Please transcribe the data that follows without the pictures, keeping every word the same.

(Dataset records)
━━━━━━━━

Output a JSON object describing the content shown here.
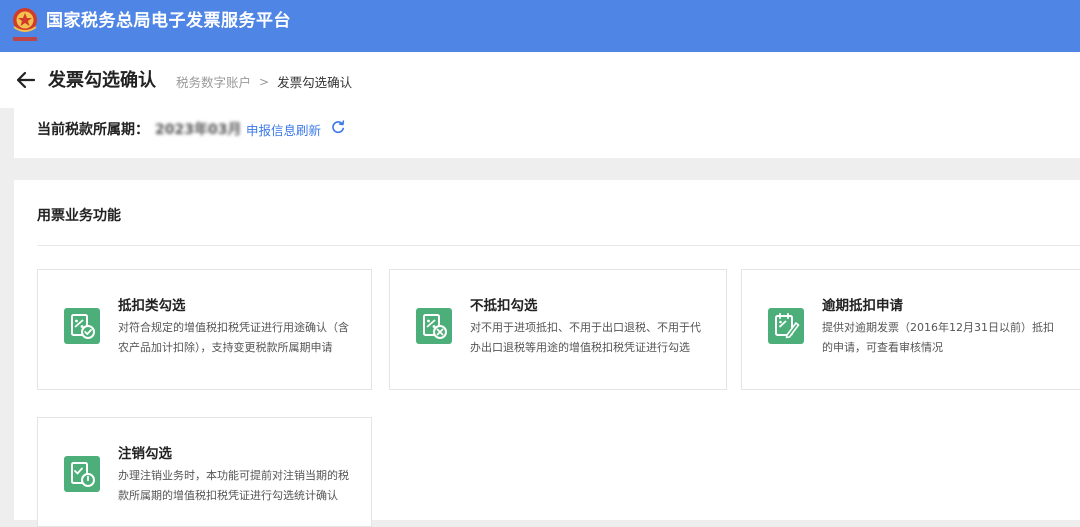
{
  "header": {
    "app_title": "国家税务总局电子发票服务平台"
  },
  "page": {
    "title": "发票勾选确认",
    "breadcrumb": [
      "税务数字账户",
      "发票勾选确认"
    ],
    "breadcrumb_separator": ">"
  },
  "tax_period": {
    "label": "当前税款所属期：",
    "value": "2023年03月",
    "refresh_link": "申报信息刷新"
  },
  "functions": {
    "section_title": "用票业务功能",
    "cards": [
      {
        "title": "抵扣类勾选",
        "description": "对符合规定的增值税扣税凭证进行用途确认（含农产品加计扣除），支持变更税款所属期申请",
        "icon": "deduction-select-icon"
      },
      {
        "title": "不抵扣勾选",
        "description": "对不用于进项抵扣、不用于出口退税、不用于代办出口退税等用途的增值税扣税凭证进行勾选",
        "icon": "non-deduction-select-icon"
      },
      {
        "title": "逾期抵扣申请",
        "description": "提供对逾期发票（2016年12月31日以前）抵扣的申请，可查看审核情况",
        "icon": "overdue-application-icon"
      },
      {
        "title": "注销勾选",
        "description": "办理注销业务时，本功能可提前对注销当期的税款所属期的增值税扣税凭证进行勾选统计确认",
        "icon": "cancellation-select-icon"
      }
    ]
  },
  "colors": {
    "header_bg": "#4f86e6",
    "icon_green": "#4cae78",
    "link_blue": "#3b79e8"
  }
}
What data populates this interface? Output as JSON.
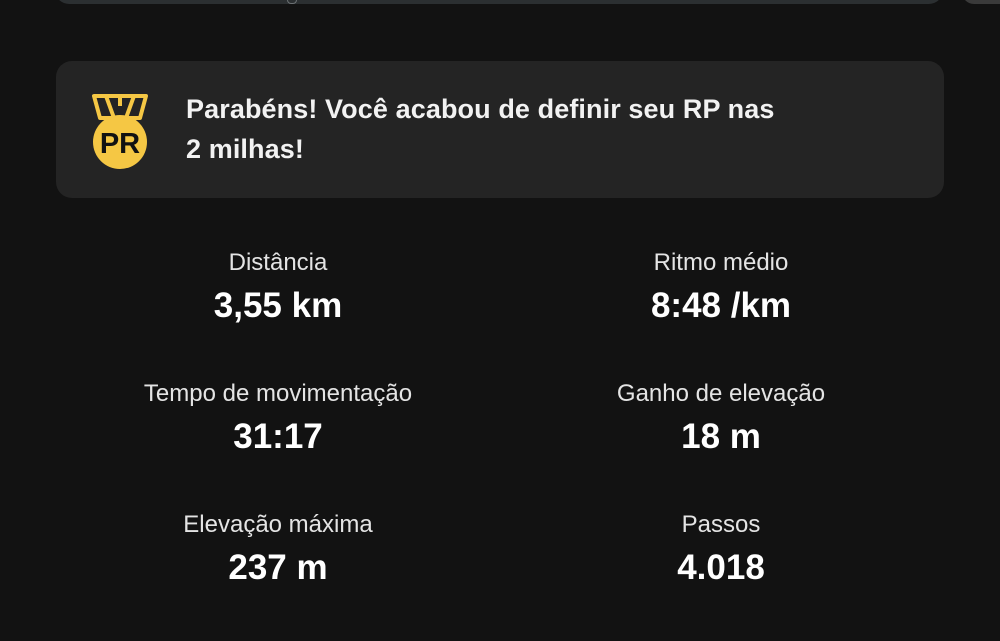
{
  "pr_banner": {
    "badge_text": "PR",
    "message_line1": "Parabéns! Você acabou de definir seu RP nas",
    "message_line2": "2 milhas!",
    "badge_color": "#F5C744"
  },
  "stats": [
    {
      "label": "Distância",
      "value": "3,55 km"
    },
    {
      "label": "Ritmo médio",
      "value": "8:48 /km"
    },
    {
      "label": "Tempo de movimentação",
      "value": "31:17"
    },
    {
      "label": "Ganho de elevação",
      "value": "18 m"
    },
    {
      "label": "Elevação máxima",
      "value": "237 m"
    },
    {
      "label": "Passos",
      "value": "4.018"
    }
  ],
  "theme": {
    "background": "#121212",
    "card": "#242424"
  }
}
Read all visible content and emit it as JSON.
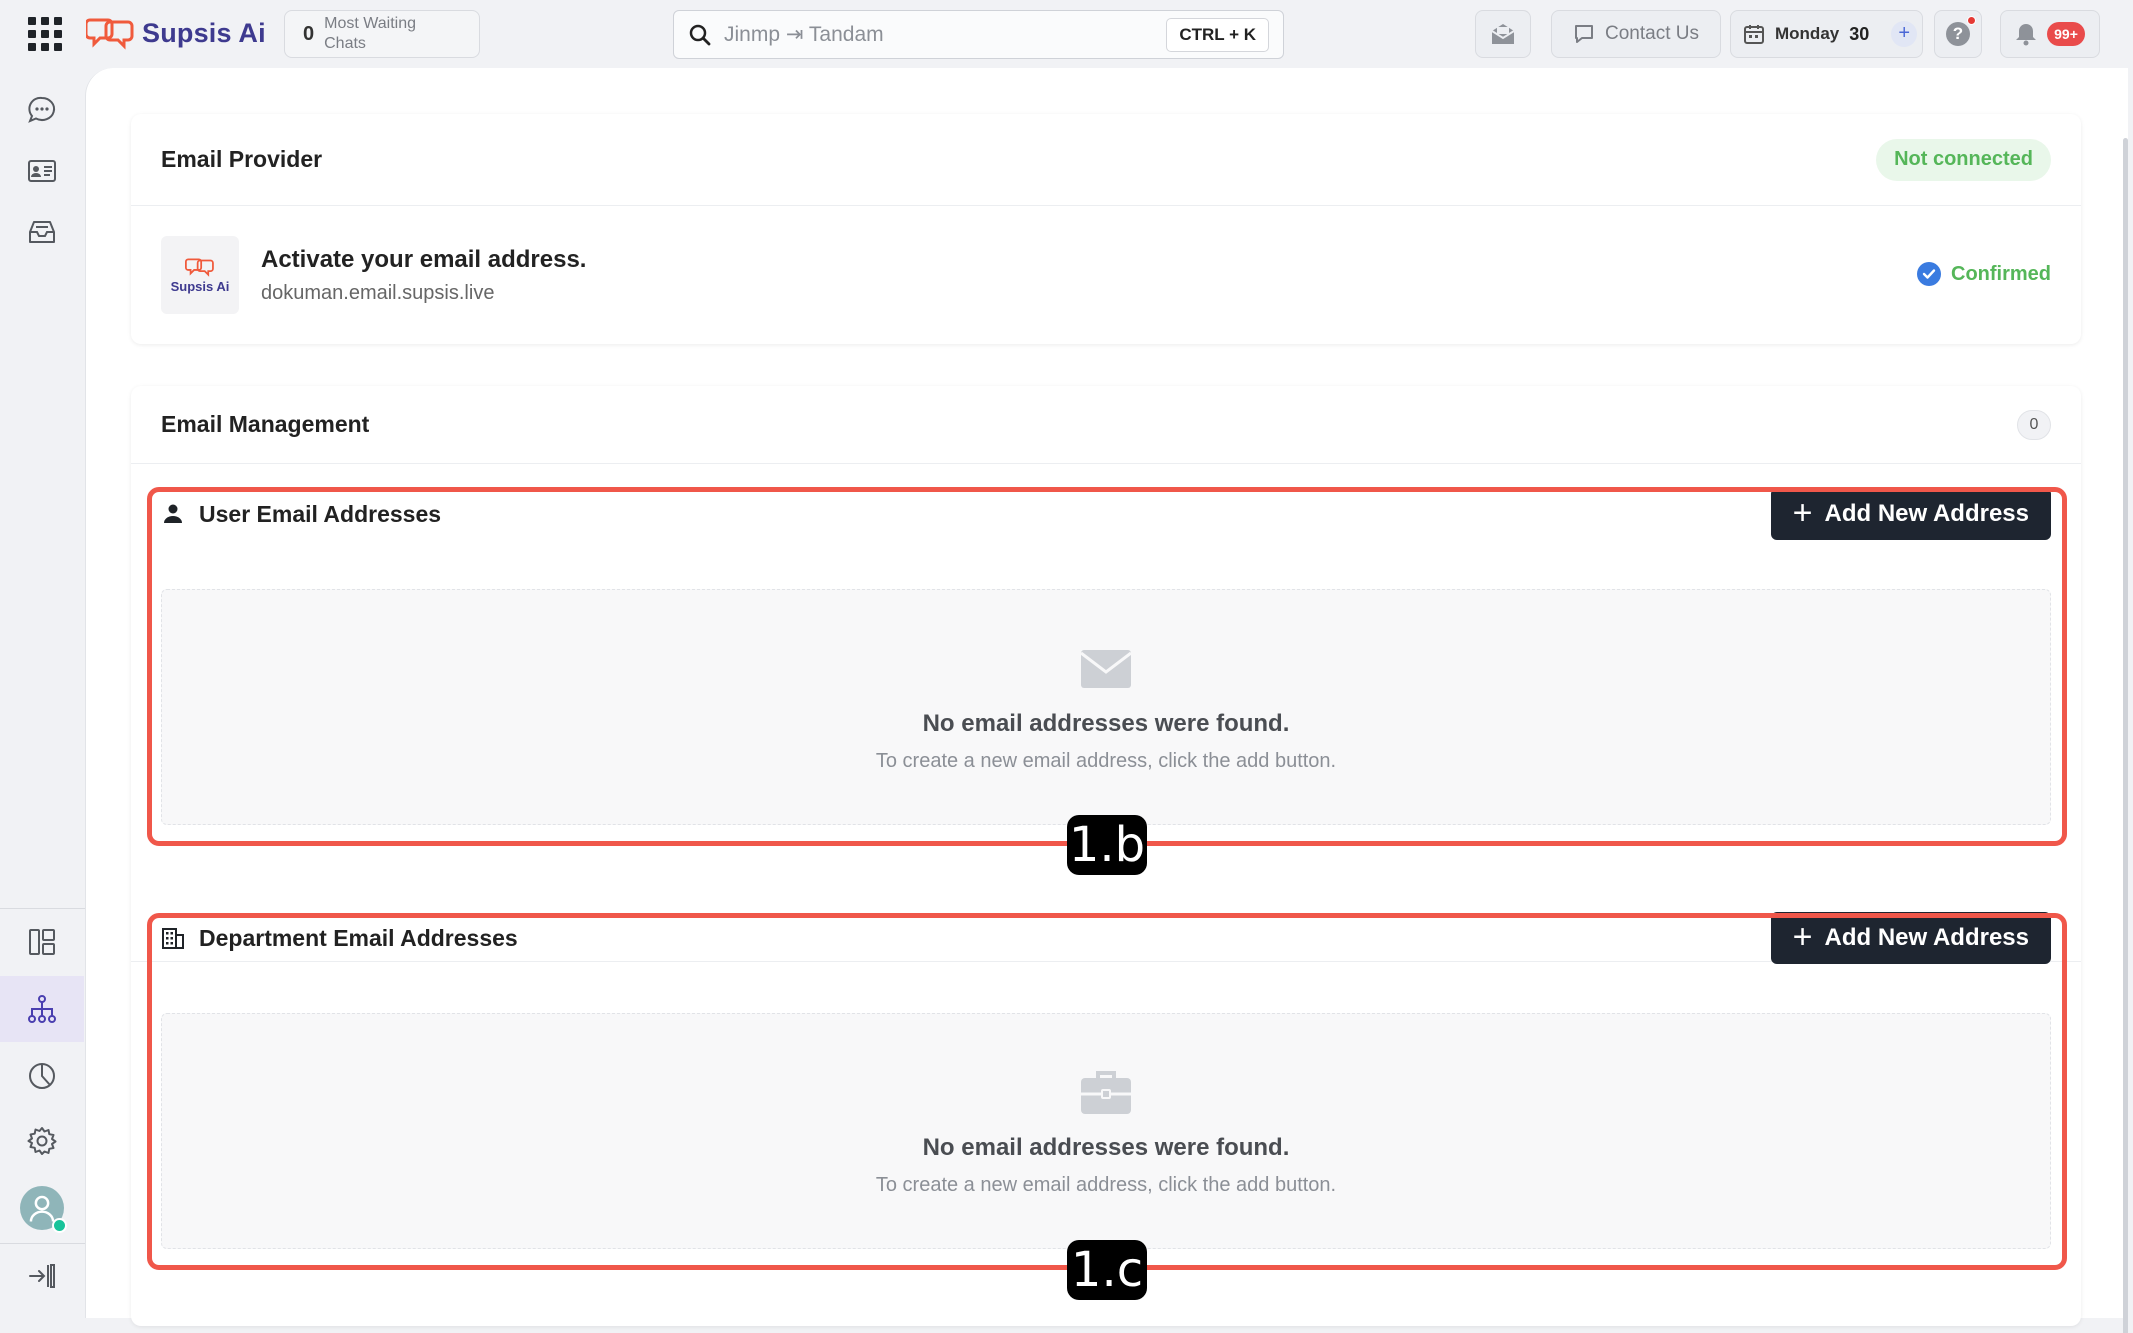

━━━━━━━━

(Answer to the task):
Output a JSON object describing the content shown here.
{
  "header": {
    "app_title": "国家税务总局电子发票服务平台"
  },
  "page": {
    "title": "发票勾选确认",
    "breadcrumb": [
      "税务数字账户",
      "发票勾选确认"
    ],
    "breadcrumb_separator": ">"
  },
  "tax_period": {
    "label": "当前税款所属期：",
    "value": "2023年03月",
    "refresh_link": "申报信息刷新"
  },
  "functions": {
    "section_title": "用票业务功能",
    "cards": [
      {
        "title": "抵扣类勾选",
        "description": "对符合规定的增值税扣税凭证进行用途确认（含农产品加计扣除），支持变更税款所属期申请",
        "icon": "deduction-select-icon"
      },
      {
        "title": "不抵扣勾选",
        "description": "对不用于进项抵扣、不用于出口退税、不用于代办出口退税等用途的增值税扣税凭证进行勾选",
        "icon": "non-deduction-select-icon"
      },
      {
        "title": "逾期抵扣申请",
        "description": "提供对逾期发票（2016年12月31日以前）抵扣的申请，可查看审核情况",
        "icon": "overdue-application-icon"
      },
      {
        "title": "注销勾选",
        "description": "办理注销业务时，本功能可提前对注销当期的税款所属期的增值税扣税凭证进行勾选统计确认",
        "icon": "cancellation-select-icon"
      }
    ]
  },
  "colors": {
    "header_bg": "#4f86e6",
    "icon_green": "#4cae78",
    "link_blue": "#3b79e8"
  }
}
What data populates this interface? Output as JSON.
{
  "pr_banner": {
    "badge_text": "PR",
    "message_line1": "Parabéns! Você acabou de definir seu RP nas",
    "message_line2": "2 milhas!",
    "badge_color": "#F5C744"
  },
  "stats": [
    {
      "label": "Distância",
      "value": "3,55 km"
    },
    {
      "label": "Ritmo médio",
      "value": "8:48 /km"
    },
    {
      "label": "Tempo de movimentação",
      "value": "31:17"
    },
    {
      "label": "Ganho de elevação",
      "value": "18 m"
    },
    {
      "label": "Elevação máxima",
      "value": "237 m"
    },
    {
      "label": "Passos",
      "value": "4.018"
    }
  ],
  "theme": {
    "background": "#121212",
    "card": "#242424"
  }
}
Read all visible content and emit it as JSON.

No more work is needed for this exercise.